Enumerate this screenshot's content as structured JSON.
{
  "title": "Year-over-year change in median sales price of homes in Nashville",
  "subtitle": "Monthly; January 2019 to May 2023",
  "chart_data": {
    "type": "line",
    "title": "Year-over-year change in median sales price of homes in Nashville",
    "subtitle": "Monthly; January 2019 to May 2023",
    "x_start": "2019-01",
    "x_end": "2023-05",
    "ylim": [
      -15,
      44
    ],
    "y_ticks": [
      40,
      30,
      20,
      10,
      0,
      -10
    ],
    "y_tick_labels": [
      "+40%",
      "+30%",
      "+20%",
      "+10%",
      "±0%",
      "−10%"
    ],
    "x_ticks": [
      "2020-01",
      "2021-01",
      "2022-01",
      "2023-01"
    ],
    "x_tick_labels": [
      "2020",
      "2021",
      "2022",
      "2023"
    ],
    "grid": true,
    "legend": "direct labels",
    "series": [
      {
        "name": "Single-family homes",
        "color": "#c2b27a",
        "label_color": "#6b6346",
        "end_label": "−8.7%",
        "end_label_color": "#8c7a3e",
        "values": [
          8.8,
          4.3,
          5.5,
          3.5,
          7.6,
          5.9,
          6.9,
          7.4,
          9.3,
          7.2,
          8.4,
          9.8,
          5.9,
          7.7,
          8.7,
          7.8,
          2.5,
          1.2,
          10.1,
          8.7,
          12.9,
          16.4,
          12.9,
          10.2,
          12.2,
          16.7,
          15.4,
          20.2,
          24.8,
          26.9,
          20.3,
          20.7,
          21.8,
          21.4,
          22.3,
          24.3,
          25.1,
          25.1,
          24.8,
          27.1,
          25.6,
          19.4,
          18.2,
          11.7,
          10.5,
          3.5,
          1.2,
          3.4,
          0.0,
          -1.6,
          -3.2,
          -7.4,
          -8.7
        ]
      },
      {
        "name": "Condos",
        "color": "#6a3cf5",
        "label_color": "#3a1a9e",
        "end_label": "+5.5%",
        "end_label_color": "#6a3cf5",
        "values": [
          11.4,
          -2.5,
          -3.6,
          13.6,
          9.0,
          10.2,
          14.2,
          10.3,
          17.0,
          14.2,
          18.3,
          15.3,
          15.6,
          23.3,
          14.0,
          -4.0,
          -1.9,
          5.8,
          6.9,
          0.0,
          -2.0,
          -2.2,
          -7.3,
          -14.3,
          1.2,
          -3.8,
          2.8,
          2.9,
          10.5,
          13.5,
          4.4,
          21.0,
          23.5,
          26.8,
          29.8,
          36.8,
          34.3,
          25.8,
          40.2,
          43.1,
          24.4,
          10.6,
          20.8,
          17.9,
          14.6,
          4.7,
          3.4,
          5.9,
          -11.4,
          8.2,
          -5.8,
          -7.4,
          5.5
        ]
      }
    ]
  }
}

===============

## Your task
Repeat all the entries exactly as given.

## Task output
Enumerate this screenshot's content as structured JSON.
{
  "title": "Year-over-year change in median sales price of homes in Nashville",
  "subtitle": "Monthly; January 2019 to May 2023",
  "chart_data": {
    "type": "line",
    "title": "Year-over-year change in median sales price of homes in Nashville",
    "subtitle": "Monthly; January 2019 to May 2023",
    "x_start": "2019-01",
    "x_end": "2023-05",
    "ylim": [
      -15,
      44
    ],
    "y_ticks": [
      40,
      30,
      20,
      10,
      0,
      -10
    ],
    "y_tick_labels": [
      "+40%",
      "+30%",
      "+20%",
      "+10%",
      "±0%",
      "−10%"
    ],
    "x_ticks": [
      "2020-01",
      "2021-01",
      "2022-01",
      "2023-01"
    ],
    "x_tick_labels": [
      "2020",
      "2021",
      "2022",
      "2023"
    ],
    "grid": true,
    "legend": "direct labels",
    "series": [
      {
        "name": "Single-family homes",
        "color": "#c2b27a",
        "label_color": "#6b6346",
        "end_label": "−8.7%",
        "end_label_color": "#8c7a3e",
        "values": [
          8.8,
          4.3,
          5.5,
          3.5,
          7.6,
          5.9,
          6.9,
          7.4,
          9.3,
          7.2,
          8.4,
          9.8,
          5.9,
          7.7,
          8.7,
          7.8,
          2.5,
          1.2,
          10.1,
          8.7,
          12.9,
          16.4,
          12.9,
          10.2,
          12.2,
          16.7,
          15.4,
          20.2,
          24.8,
          26.9,
          20.3,
          20.7,
          21.8,
          21.4,
          22.3,
          24.3,
          25.1,
          25.1,
          24.8,
          27.1,
          25.6,
          19.4,
          18.2,
          11.7,
          10.5,
          3.5,
          1.2,
          3.4,
          0.0,
          -1.6,
          -3.2,
          -7.4,
          -8.7
        ]
      },
      {
        "name": "Condos",
        "color": "#6a3cf5",
        "label_color": "#3a1a9e",
        "end_label": "+5.5%",
        "end_label_color": "#6a3cf5",
        "values": [
          11.4,
          -2.5,
          -3.6,
          13.6,
          9.0,
          10.2,
          14.2,
          10.3,
          17.0,
          14.2,
          18.3,
          15.3,
          15.6,
          23.3,
          14.0,
          -4.0,
          -1.9,
          5.8,
          6.9,
          0.0,
          -2.0,
          -2.2,
          -7.3,
          -14.3,
          1.2,
          -3.8,
          2.8,
          2.9,
          10.5,
          13.5,
          4.4,
          21.0,
          23.5,
          26.8,
          29.8,
          36.8,
          34.3,
          25.8,
          40.2,
          43.1,
          24.4,
          10.6,
          20.8,
          17.9,
          14.6,
          4.7,
          3.4,
          5.9,
          -11.4,
          8.2,
          -5.8,
          -7.4,
          5.5
        ]
      }
    ]
  }
}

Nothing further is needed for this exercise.